Task instructions:
Without the images, print all the entries below exactly as given.
===== Provided records =====
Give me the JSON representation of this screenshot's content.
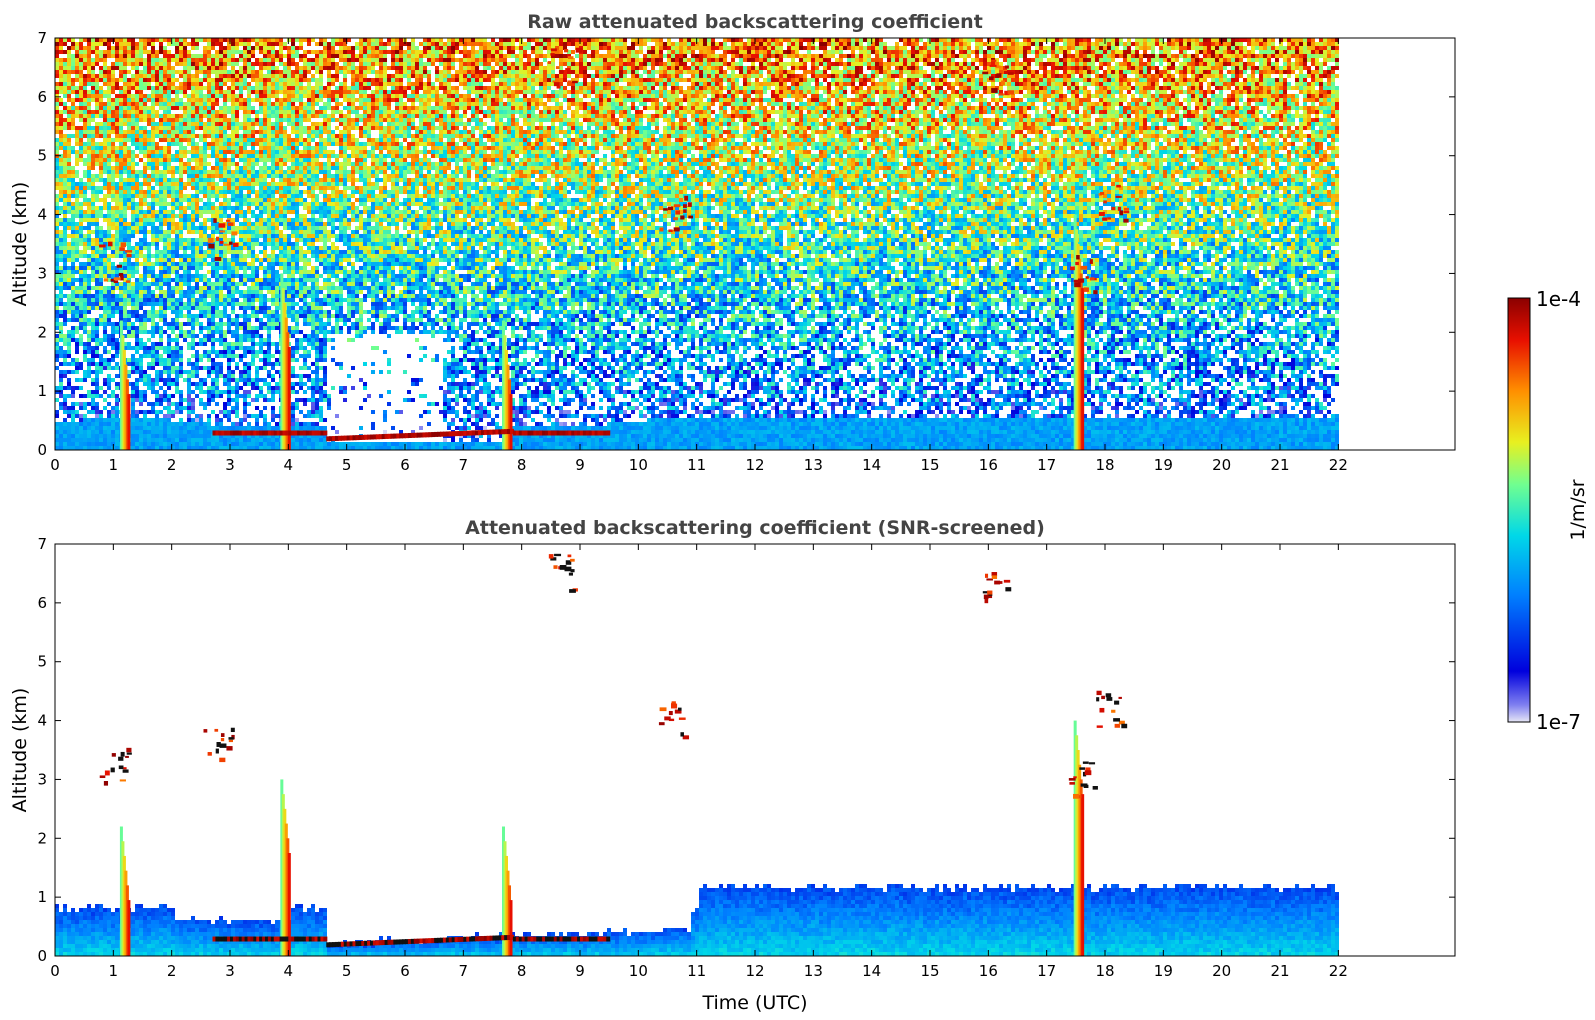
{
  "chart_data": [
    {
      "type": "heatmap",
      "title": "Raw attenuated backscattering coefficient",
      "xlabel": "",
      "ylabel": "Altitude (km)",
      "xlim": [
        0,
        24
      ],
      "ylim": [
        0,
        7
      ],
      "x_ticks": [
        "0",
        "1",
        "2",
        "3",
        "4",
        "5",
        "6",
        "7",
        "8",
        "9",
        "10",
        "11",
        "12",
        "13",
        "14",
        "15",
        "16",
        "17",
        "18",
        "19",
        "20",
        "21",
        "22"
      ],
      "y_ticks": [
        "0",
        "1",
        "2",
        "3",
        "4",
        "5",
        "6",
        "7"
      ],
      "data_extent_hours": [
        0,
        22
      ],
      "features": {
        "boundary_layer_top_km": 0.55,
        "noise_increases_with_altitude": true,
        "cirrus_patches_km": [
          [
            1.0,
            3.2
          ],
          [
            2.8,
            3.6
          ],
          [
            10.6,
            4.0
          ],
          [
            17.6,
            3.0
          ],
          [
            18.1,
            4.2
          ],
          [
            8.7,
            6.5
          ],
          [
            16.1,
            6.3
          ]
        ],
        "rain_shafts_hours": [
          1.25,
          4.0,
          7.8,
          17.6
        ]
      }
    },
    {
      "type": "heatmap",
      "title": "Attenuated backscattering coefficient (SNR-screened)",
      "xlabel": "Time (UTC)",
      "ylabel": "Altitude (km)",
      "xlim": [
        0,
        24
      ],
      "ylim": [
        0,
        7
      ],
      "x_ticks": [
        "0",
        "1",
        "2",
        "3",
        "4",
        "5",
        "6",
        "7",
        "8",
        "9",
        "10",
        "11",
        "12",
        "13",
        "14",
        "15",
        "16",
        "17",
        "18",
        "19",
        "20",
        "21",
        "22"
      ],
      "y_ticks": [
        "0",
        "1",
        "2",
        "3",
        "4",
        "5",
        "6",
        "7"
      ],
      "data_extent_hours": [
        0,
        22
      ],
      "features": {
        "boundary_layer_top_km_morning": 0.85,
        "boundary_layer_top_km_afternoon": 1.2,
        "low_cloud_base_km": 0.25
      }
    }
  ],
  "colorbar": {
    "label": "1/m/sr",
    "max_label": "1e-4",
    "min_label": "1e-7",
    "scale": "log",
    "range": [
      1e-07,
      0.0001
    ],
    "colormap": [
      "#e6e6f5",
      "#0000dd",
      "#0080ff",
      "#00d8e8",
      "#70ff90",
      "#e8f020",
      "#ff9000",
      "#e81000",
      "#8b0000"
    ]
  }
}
=====
Task result:
Give me the JSON representation of this screenshot's content.
{
  "chart_data": [
    {
      "type": "heatmap",
      "title": "Raw attenuated backscattering coefficient",
      "xlabel": "",
      "ylabel": "Altitude (km)",
      "xlim": [
        0,
        24
      ],
      "ylim": [
        0,
        7
      ],
      "x_ticks": [
        "0",
        "1",
        "2",
        "3",
        "4",
        "5",
        "6",
        "7",
        "8",
        "9",
        "10",
        "11",
        "12",
        "13",
        "14",
        "15",
        "16",
        "17",
        "18",
        "19",
        "20",
        "21",
        "22"
      ],
      "y_ticks": [
        "0",
        "1",
        "2",
        "3",
        "4",
        "5",
        "6",
        "7"
      ],
      "data_extent_hours": [
        0,
        22
      ],
      "features": {
        "boundary_layer_top_km": 0.55,
        "noise_increases_with_altitude": true,
        "cirrus_patches_km": [
          [
            1.0,
            3.2
          ],
          [
            2.8,
            3.6
          ],
          [
            10.6,
            4.0
          ],
          [
            17.6,
            3.0
          ],
          [
            18.1,
            4.2
          ],
          [
            8.7,
            6.5
          ],
          [
            16.1,
            6.3
          ]
        ],
        "rain_shafts_hours": [
          1.25,
          4.0,
          7.8,
          17.6
        ]
      }
    },
    {
      "type": "heatmap",
      "title": "Attenuated backscattering coefficient (SNR-screened)",
      "xlabel": "Time (UTC)",
      "ylabel": "Altitude (km)",
      "xlim": [
        0,
        24
      ],
      "ylim": [
        0,
        7
      ],
      "x_ticks": [
        "0",
        "1",
        "2",
        "3",
        "4",
        "5",
        "6",
        "7",
        "8",
        "9",
        "10",
        "11",
        "12",
        "13",
        "14",
        "15",
        "16",
        "17",
        "18",
        "19",
        "20",
        "21",
        "22"
      ],
      "y_ticks": [
        "0",
        "1",
        "2",
        "3",
        "4",
        "5",
        "6",
        "7"
      ],
      "data_extent_hours": [
        0,
        22
      ],
      "features": {
        "boundary_layer_top_km_morning": 0.85,
        "boundary_layer_top_km_afternoon": 1.2,
        "low_cloud_base_km": 0.25
      }
    }
  ],
  "colorbar": {
    "label": "1/m/sr",
    "max_label": "1e-4",
    "min_label": "1e-7",
    "scale": "log",
    "range": [
      1e-07,
      0.0001
    ],
    "colormap": [
      "#e6e6f5",
      "#0000dd",
      "#0080ff",
      "#00d8e8",
      "#70ff90",
      "#e8f020",
      "#ff9000",
      "#e81000",
      "#8b0000"
    ]
  }
}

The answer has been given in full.